WHAT IS ASKED - State the number of lines with the string "this" in them, and nothing else.

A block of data
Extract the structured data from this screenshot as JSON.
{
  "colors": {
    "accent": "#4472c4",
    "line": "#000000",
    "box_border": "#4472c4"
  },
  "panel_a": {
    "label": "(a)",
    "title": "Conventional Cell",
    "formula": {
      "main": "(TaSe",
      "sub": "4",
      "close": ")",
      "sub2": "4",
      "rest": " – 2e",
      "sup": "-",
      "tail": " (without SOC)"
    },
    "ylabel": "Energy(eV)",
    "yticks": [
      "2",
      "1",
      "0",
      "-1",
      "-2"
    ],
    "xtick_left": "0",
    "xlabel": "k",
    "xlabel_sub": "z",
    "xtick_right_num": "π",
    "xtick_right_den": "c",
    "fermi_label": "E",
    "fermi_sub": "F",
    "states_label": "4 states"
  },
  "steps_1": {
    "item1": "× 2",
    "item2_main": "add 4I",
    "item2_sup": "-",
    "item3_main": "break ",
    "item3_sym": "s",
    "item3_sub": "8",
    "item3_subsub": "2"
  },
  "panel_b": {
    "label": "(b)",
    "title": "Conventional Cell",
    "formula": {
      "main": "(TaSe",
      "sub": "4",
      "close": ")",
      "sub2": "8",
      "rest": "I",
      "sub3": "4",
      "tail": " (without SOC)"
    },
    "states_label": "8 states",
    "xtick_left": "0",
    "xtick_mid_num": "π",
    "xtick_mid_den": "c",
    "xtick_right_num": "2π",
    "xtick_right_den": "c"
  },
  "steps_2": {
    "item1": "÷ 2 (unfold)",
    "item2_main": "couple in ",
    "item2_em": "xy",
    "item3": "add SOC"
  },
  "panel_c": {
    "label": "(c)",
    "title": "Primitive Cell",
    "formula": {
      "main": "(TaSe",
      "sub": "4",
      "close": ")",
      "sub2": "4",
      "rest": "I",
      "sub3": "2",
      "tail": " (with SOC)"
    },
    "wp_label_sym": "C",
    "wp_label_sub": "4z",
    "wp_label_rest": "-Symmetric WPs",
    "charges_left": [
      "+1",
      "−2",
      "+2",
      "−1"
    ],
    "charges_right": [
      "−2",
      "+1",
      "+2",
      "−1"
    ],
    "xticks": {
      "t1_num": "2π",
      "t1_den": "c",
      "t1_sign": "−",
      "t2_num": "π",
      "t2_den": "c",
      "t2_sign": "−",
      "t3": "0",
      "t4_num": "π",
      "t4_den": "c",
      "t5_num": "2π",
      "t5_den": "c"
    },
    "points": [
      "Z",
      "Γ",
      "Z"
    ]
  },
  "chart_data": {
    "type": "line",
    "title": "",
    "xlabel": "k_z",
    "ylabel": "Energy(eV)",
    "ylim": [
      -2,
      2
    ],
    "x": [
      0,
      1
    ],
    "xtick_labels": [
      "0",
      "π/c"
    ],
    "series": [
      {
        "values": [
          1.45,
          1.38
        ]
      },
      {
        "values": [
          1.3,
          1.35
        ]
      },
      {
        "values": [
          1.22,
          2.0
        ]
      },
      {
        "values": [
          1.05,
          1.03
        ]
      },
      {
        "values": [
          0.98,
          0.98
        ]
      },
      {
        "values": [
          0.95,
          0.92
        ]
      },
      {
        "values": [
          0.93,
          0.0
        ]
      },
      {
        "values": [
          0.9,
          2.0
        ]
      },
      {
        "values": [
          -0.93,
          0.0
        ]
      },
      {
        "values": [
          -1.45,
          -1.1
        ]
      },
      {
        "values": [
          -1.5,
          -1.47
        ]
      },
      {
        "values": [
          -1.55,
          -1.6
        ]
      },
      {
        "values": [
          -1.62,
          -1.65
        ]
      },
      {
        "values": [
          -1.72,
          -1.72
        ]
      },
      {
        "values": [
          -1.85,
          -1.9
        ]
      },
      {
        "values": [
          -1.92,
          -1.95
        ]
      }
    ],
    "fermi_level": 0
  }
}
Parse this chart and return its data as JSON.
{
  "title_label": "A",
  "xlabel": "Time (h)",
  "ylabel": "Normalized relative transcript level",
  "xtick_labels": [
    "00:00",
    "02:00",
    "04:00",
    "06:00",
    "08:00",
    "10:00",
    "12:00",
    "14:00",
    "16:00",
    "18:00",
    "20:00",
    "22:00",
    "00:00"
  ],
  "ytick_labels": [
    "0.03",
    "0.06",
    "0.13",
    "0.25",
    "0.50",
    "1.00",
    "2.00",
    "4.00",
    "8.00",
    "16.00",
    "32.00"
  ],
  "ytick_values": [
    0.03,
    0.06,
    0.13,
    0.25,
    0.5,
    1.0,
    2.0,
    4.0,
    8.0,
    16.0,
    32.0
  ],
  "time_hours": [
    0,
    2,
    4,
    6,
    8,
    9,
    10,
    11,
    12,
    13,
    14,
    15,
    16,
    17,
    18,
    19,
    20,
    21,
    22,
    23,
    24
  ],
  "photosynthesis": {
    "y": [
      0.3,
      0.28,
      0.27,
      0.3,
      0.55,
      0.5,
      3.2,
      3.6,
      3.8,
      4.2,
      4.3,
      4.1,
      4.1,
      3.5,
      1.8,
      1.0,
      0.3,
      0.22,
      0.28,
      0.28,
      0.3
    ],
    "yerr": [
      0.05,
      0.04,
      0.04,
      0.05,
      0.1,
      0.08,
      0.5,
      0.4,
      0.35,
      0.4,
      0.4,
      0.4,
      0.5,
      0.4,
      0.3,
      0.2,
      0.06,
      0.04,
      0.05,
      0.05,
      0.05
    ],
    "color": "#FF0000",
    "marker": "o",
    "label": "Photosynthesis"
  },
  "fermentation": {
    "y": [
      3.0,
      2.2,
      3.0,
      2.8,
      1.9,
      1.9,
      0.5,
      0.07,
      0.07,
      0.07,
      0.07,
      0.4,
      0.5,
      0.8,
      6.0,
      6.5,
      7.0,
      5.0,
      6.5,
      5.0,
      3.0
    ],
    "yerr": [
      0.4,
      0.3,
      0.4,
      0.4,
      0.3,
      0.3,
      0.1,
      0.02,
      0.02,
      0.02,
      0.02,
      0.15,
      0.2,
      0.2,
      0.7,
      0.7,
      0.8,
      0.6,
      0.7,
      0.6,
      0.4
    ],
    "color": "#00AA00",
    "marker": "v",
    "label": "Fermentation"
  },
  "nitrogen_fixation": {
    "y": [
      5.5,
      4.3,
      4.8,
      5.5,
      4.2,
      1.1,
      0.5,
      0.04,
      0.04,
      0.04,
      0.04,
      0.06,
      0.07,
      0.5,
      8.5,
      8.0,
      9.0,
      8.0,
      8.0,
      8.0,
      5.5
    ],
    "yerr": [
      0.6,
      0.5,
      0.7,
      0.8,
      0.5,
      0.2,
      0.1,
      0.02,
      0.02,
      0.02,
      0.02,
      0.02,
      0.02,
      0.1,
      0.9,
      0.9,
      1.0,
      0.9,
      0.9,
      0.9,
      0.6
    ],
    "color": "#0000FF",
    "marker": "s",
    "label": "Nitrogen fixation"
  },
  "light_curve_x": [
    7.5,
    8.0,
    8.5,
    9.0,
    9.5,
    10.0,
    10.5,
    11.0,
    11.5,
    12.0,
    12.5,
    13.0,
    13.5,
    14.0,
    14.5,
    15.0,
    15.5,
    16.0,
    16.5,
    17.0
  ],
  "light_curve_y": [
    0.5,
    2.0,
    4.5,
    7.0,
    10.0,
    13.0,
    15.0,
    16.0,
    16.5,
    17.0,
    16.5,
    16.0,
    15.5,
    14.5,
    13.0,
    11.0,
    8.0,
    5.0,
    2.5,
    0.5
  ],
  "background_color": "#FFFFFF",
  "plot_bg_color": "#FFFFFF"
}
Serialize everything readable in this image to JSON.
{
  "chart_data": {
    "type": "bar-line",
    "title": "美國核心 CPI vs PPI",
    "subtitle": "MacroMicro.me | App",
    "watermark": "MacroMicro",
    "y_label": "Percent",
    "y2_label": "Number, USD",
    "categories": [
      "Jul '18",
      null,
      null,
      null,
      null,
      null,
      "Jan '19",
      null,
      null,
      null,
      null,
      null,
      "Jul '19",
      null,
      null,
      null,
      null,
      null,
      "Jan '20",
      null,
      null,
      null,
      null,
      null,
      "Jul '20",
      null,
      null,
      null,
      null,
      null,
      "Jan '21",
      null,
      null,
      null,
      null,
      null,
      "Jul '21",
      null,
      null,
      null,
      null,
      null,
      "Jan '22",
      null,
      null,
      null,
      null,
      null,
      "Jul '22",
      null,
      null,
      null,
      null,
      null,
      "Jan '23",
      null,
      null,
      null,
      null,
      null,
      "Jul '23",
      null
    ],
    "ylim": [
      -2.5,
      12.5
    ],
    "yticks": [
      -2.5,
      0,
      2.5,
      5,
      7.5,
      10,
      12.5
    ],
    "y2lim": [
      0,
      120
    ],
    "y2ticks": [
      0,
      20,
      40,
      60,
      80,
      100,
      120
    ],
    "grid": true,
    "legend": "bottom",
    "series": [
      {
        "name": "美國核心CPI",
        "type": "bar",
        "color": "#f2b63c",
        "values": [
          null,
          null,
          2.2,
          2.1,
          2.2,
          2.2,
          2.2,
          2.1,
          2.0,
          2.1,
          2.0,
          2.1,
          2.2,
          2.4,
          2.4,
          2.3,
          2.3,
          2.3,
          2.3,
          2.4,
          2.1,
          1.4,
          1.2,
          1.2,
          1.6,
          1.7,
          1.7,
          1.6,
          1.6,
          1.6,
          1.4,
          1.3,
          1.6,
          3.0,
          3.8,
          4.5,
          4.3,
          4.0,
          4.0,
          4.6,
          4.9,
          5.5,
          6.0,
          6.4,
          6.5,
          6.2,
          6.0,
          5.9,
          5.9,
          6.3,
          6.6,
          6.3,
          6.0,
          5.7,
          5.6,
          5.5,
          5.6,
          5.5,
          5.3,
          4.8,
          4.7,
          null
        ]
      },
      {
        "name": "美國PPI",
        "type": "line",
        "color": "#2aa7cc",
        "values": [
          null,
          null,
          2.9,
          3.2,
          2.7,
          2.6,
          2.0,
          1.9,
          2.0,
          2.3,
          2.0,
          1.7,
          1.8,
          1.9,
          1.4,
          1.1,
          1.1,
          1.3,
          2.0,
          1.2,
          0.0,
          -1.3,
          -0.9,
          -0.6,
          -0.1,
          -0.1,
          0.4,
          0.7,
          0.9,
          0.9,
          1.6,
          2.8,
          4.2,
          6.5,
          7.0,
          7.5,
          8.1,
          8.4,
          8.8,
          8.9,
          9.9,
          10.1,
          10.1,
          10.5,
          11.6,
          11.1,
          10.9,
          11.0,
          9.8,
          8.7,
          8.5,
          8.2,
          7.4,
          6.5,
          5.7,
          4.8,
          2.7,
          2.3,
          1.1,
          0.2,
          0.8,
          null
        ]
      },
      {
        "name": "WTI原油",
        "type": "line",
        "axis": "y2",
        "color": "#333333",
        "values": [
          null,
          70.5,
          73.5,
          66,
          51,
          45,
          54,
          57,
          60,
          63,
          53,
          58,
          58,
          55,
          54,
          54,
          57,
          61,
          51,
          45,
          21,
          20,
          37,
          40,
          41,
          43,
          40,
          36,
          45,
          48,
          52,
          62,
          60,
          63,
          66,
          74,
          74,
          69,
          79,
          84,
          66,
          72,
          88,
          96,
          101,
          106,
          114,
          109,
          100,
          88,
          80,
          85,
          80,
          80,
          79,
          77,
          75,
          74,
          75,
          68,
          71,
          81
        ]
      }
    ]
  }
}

REPLY TO THE EXERCISE - 3